DATA FOR THIS EXERCISE:
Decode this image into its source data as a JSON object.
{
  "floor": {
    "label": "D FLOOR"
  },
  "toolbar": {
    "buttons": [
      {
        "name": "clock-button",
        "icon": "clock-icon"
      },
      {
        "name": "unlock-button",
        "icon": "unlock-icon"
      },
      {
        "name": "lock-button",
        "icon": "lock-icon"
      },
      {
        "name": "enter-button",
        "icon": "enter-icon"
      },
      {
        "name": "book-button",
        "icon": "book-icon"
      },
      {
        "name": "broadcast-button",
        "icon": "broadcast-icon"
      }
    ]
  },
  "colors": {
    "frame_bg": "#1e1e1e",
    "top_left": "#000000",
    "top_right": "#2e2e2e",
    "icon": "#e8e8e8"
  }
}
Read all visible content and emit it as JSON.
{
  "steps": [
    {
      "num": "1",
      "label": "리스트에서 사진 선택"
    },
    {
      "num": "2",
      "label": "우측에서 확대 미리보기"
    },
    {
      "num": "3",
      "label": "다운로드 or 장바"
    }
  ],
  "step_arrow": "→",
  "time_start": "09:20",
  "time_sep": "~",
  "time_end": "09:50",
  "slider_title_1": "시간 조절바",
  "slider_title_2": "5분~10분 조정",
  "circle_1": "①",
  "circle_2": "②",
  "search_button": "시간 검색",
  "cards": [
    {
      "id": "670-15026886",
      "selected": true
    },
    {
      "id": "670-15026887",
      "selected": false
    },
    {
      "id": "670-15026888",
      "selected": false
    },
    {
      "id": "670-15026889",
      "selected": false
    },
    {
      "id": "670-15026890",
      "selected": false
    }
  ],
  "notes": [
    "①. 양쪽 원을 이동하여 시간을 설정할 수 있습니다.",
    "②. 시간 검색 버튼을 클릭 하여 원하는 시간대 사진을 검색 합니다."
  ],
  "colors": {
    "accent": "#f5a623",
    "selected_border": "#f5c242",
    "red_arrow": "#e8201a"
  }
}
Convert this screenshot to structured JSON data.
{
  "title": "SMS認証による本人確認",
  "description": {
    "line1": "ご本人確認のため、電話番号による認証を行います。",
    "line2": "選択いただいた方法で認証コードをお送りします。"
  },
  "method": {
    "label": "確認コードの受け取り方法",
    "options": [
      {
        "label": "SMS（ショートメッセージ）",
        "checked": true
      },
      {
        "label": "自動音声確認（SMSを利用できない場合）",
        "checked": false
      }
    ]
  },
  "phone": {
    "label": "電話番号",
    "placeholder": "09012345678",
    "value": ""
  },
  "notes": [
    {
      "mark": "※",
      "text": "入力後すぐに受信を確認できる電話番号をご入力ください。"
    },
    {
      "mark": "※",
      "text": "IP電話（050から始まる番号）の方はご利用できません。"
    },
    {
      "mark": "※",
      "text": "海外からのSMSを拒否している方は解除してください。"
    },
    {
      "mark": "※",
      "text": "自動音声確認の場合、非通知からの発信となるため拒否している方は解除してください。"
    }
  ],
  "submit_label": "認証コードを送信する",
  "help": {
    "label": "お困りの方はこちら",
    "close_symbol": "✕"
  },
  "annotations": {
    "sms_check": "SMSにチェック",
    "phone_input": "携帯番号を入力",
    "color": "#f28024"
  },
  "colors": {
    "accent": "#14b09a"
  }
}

WHAT TO DO:
Write out the entries above once more, without altering anything.

TASK OUTPUT:
Decode this image into its source data as a JSON object.
{
  "floor": {
    "label": "D FLOOR"
  },
  "toolbar": {
    "buttons": [
      {
        "name": "clock-button",
        "icon": "clock-icon"
      },
      {
        "name": "unlock-button",
        "icon": "unlock-icon"
      },
      {
        "name": "lock-button",
        "icon": "lock-icon"
      },
      {
        "name": "enter-button",
        "icon": "enter-icon"
      },
      {
        "name": "book-button",
        "icon": "book-icon"
      },
      {
        "name": "broadcast-button",
        "icon": "broadcast-icon"
      }
    ]
  },
  "colors": {
    "frame_bg": "#1e1e1e",
    "top_left": "#000000",
    "top_right": "#2e2e2e",
    "icon": "#e8e8e8"
  }
}
Read all visible content and emit it as JSON.
{
  "steps": [
    {
      "num": "1",
      "label": "리스트에서 사진 선택"
    },
    {
      "num": "2",
      "label": "우측에서 확대 미리보기"
    },
    {
      "num": "3",
      "label": "다운로드 or 장바"
    }
  ],
  "step_arrow": "→",
  "time_start": "09:20",
  "time_sep": "~",
  "time_end": "09:50",
  "slider_title_1": "시간 조절바",
  "slider_title_2": "5분~10분 조정",
  "circle_1": "①",
  "circle_2": "②",
  "search_button": "시간 검색",
  "cards": [
    {
      "id": "670-15026886",
      "selected": true
    },
    {
      "id": "670-15026887",
      "selected": false
    },
    {
      "id": "670-15026888",
      "selected": false
    },
    {
      "id": "670-15026889",
      "selected": false
    },
    {
      "id": "670-15026890",
      "selected": false
    }
  ],
  "notes": [
    "①. 양쪽 원을 이동하여 시간을 설정할 수 있습니다.",
    "②. 시간 검색 버튼을 클릭 하여 원하는 시간대 사진을 검색 합니다."
  ],
  "colors": {
    "accent": "#f5a623",
    "selected_border": "#f5c242",
    "red_arrow": "#e8201a"
  }
}
Convert this screenshot to structured JSON data.
{
  "title": "SMS認証による本人確認",
  "description": {
    "line1": "ご本人確認のため、電話番号による認証を行います。",
    "line2": "選択いただいた方法で認証コードをお送りします。"
  },
  "method": {
    "label": "確認コードの受け取り方法",
    "options": [
      {
        "label": "SMS（ショートメッセージ）",
        "checked": true
      },
      {
        "label": "自動音声確認（SMSを利用できない場合）",
        "checked": false
      }
    ]
  },
  "phone": {
    "label": "電話番号",
    "placeholder": "09012345678",
    "value": ""
  },
  "notes": [
    {
      "mark": "※",
      "text": "入力後すぐに受信を確認できる電話番号をご入力ください。"
    },
    {
      "mark": "※",
      "text": "IP電話（050から始まる番号）の方はご利用できません。"
    },
    {
      "mark": "※",
      "text": "海外からのSMSを拒否している方は解除してください。"
    },
    {
      "mark": "※",
      "text": "自動音声確認の場合、非通知からの発信となるため拒否している方は解除してください。"
    }
  ],
  "submit_label": "認証コードを送信する",
  "help": {
    "label": "お困りの方はこちら",
    "close_symbol": "✕"
  },
  "annotations": {
    "sms_check": "SMSにチェック",
    "phone_input": "携帯番号を入力",
    "color": "#f28024"
  },
  "colors": {
    "accent": "#14b09a"
  }
}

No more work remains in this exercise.